=== What to work on ===
All entries below need to be written out exactly, but without their pictures.

=== Records that describe figures ===

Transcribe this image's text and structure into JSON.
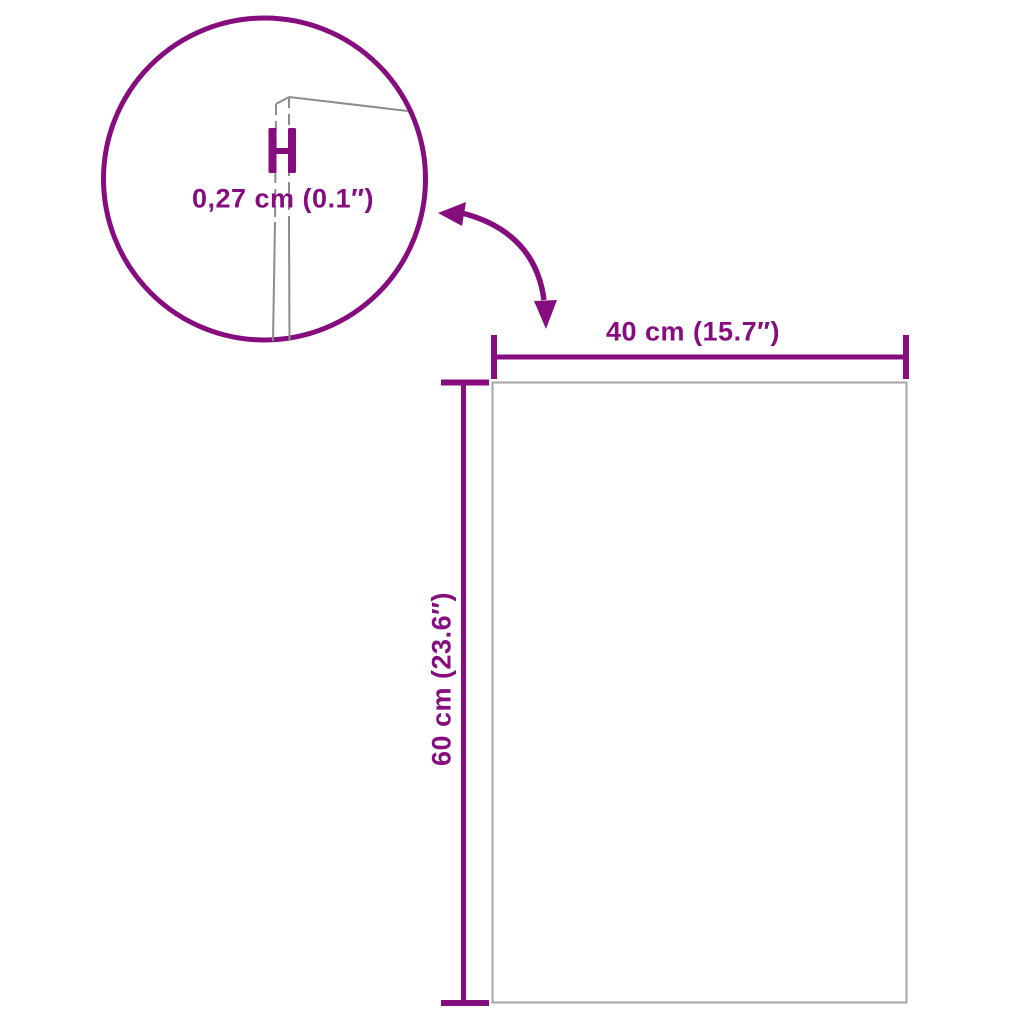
{
  "detail_view": {
    "thickness_label": "0,27 cm (0.1″)"
  },
  "dimensions": {
    "width_label": "40 cm (15.7″)",
    "height_label": "60 cm (23.6″)"
  },
  "icons": {
    "zoom_detail_circle": "magnified-edge-detail-circle",
    "curved_arrow": "curved-double-headed-arrow",
    "thickness_marker": "h-shaped-dimension-marker"
  },
  "colors": {
    "accent_purple": "#860D7E",
    "panel_outline_gray": "#A5A5A5",
    "panel_edge_gray": "#8C8C8C",
    "background": "#FFFFFF"
  }
}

=== Expected output ===
Transcribe this image's text and structure into JSON.
{
  "detail_view": {
    "thickness_label": "0,27 cm (0.1″)"
  },
  "dimensions": {
    "width_label": "40 cm (15.7″)",
    "height_label": "60 cm (23.6″)"
  },
  "icons": {
    "zoom_detail_circle": "magnified-edge-detail-circle",
    "curved_arrow": "curved-double-headed-arrow",
    "thickness_marker": "h-shaped-dimension-marker"
  },
  "colors": {
    "accent_purple": "#860D7E",
    "panel_outline_gray": "#A5A5A5",
    "panel_edge_gray": "#8C8C8C",
    "background": "#FFFFFF"
  }
}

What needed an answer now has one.